__TASK INPUT__
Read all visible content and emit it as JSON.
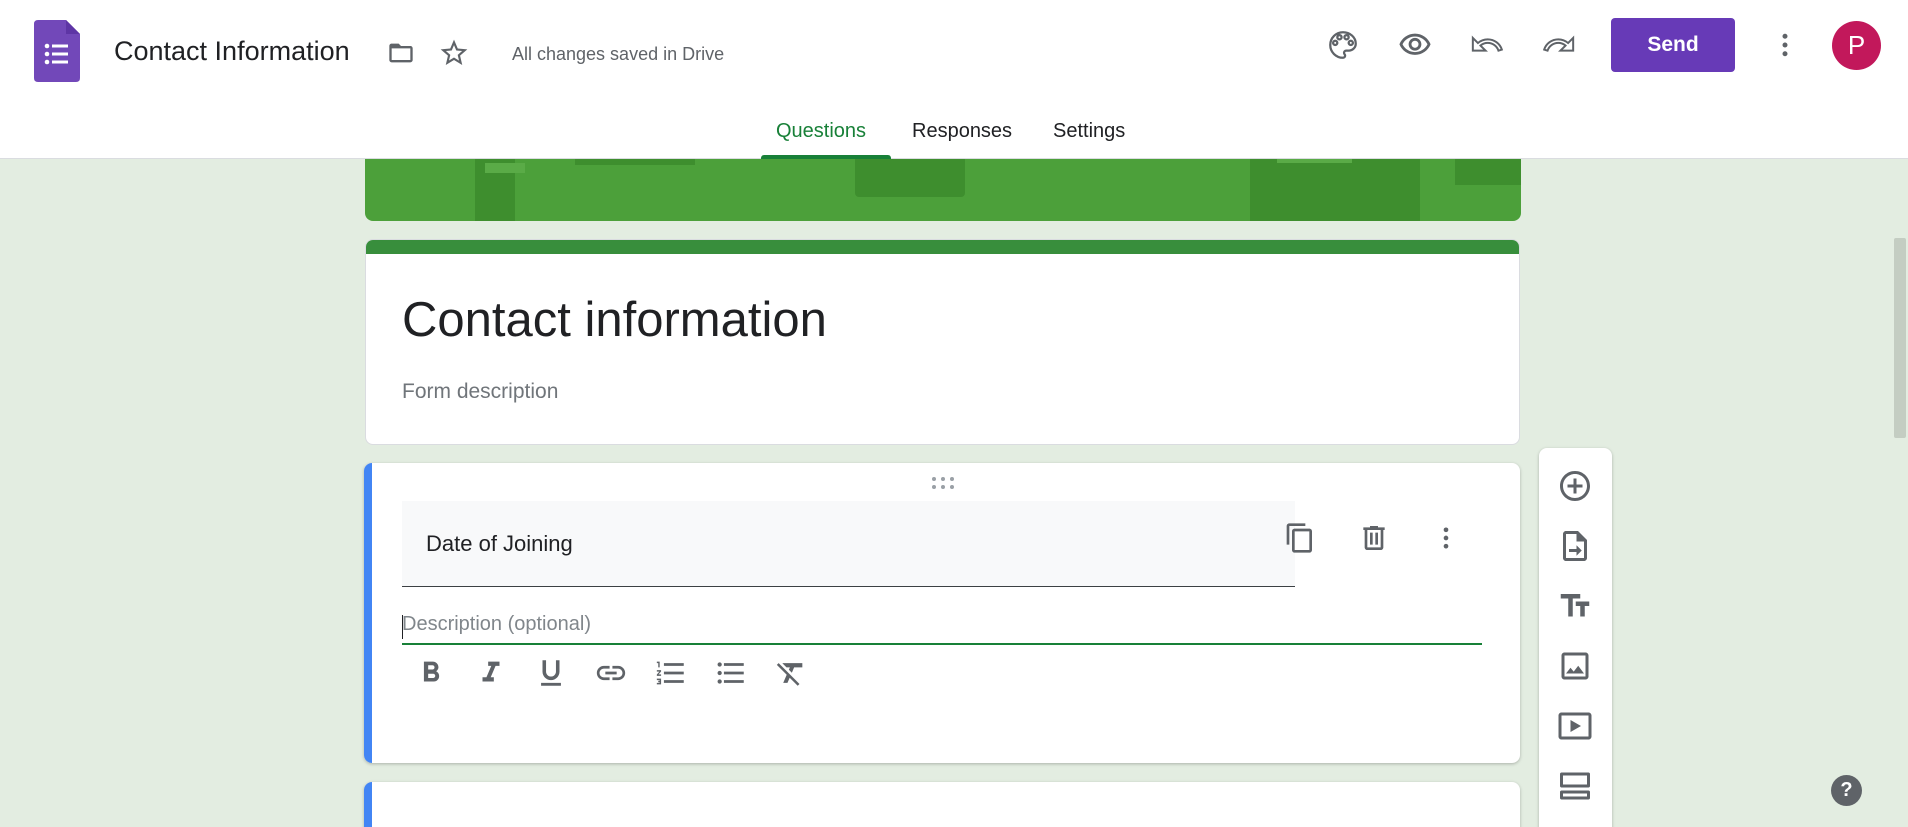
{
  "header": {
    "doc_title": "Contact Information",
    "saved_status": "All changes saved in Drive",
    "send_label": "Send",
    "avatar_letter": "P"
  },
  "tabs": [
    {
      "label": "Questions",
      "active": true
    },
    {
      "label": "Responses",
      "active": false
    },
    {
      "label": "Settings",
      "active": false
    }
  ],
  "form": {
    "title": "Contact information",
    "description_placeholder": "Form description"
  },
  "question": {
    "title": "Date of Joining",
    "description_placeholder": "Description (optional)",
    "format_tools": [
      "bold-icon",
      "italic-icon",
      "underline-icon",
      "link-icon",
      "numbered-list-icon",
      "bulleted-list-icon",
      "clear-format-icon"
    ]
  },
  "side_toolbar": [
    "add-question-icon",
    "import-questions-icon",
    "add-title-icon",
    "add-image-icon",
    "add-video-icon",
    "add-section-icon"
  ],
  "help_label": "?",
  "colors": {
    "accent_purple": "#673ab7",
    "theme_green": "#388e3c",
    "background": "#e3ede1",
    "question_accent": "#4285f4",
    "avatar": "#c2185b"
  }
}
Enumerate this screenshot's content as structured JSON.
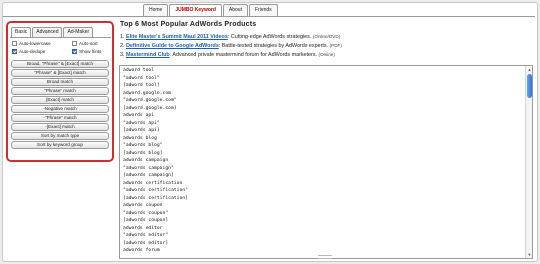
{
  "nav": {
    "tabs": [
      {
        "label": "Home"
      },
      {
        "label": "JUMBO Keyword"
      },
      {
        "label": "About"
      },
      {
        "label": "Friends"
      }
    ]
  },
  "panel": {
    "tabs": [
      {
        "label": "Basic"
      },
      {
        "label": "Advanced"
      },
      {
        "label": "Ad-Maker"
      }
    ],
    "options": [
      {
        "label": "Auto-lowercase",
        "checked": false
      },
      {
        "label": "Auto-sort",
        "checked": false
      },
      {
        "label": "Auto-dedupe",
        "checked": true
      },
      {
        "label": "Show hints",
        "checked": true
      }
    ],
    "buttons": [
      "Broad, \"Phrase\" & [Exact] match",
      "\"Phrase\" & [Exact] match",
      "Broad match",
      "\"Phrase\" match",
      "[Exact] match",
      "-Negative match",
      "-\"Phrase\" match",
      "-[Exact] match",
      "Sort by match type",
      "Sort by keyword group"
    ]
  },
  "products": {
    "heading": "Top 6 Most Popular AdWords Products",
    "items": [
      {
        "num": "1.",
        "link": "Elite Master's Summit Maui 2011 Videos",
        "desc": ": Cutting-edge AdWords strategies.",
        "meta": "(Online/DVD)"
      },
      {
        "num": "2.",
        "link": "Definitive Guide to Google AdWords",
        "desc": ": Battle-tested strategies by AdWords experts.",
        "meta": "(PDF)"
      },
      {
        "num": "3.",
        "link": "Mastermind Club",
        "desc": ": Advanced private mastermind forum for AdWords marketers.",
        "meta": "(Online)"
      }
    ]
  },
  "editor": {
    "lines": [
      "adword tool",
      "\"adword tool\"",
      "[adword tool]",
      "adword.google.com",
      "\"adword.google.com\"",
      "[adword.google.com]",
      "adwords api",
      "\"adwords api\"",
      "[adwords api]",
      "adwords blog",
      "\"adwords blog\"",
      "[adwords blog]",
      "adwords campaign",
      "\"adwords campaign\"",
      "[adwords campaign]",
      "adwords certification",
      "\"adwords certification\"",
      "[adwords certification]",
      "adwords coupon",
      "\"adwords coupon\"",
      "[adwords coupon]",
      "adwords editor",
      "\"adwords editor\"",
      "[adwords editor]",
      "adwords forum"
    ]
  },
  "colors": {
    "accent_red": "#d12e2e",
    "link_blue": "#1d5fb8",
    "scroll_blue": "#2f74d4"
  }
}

---

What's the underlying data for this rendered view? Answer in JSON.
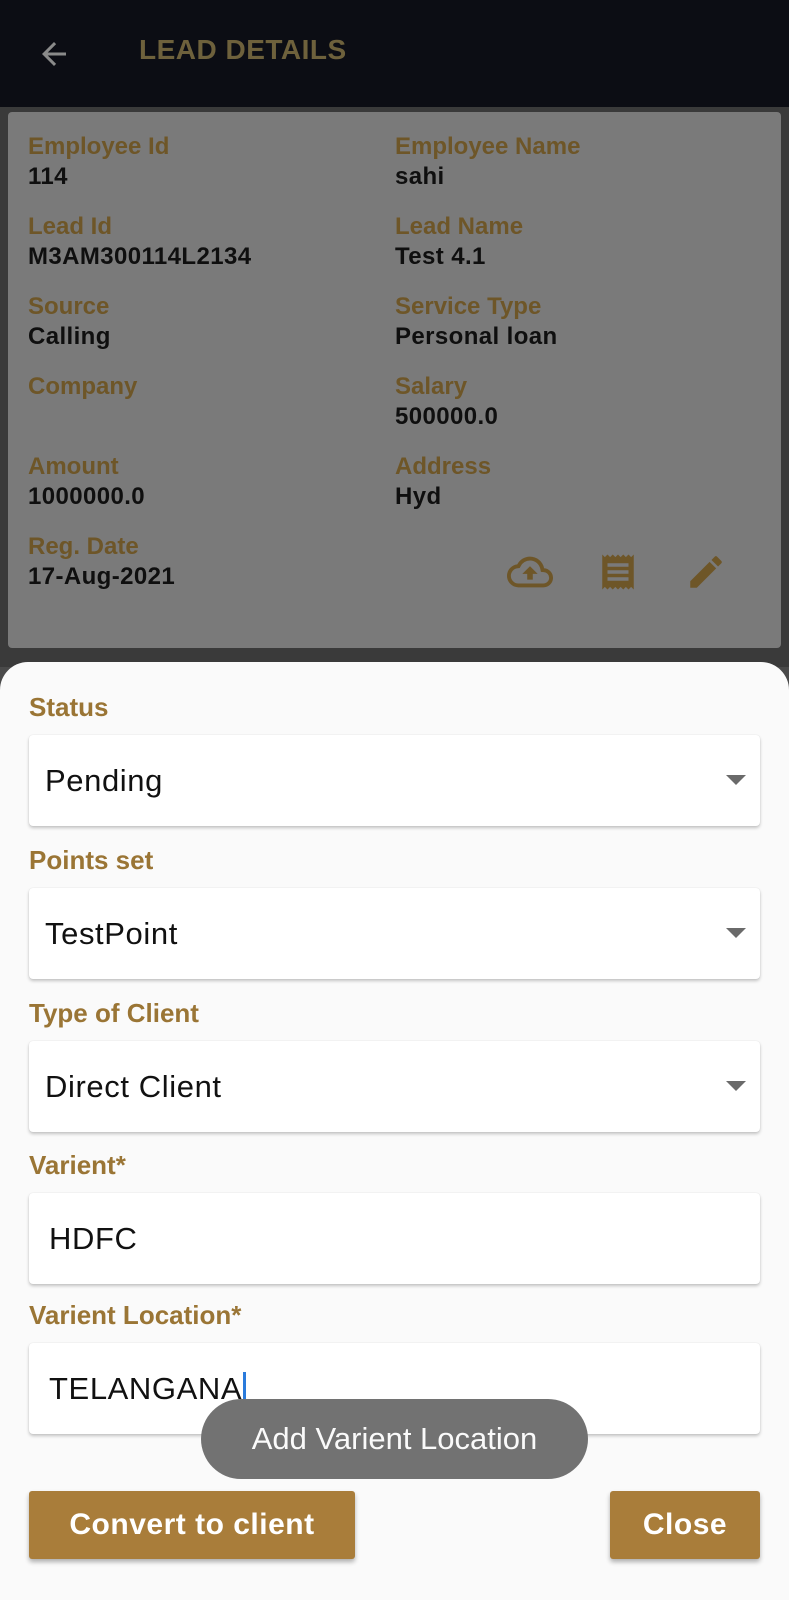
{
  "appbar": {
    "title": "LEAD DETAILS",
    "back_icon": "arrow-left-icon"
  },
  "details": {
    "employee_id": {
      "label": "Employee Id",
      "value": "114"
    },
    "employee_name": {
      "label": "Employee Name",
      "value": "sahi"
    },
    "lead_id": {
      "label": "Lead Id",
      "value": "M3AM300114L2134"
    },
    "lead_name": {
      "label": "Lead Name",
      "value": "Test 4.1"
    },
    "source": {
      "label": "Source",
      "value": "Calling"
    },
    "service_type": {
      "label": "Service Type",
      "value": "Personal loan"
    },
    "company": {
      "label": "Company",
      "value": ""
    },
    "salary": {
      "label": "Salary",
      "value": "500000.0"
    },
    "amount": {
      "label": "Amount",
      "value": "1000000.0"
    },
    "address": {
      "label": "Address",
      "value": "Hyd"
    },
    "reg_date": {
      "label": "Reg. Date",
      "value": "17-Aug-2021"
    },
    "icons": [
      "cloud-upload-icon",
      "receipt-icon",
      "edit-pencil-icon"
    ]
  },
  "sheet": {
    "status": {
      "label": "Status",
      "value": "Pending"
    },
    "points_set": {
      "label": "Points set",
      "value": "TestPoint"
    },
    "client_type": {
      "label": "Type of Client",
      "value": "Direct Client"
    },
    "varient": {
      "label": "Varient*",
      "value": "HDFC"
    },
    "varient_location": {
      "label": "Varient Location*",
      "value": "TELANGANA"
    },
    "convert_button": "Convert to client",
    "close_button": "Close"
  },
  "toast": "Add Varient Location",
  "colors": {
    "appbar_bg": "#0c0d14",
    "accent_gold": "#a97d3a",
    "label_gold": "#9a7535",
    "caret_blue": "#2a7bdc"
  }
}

__PROBLEM TO SOLVE__
Reproduce every line from the entries that holds the word "editor".

__TASK OUTPUT__
  "editor": {
      "adwords editor",
      "\"adwords editor\"",
      "[adwords editor]",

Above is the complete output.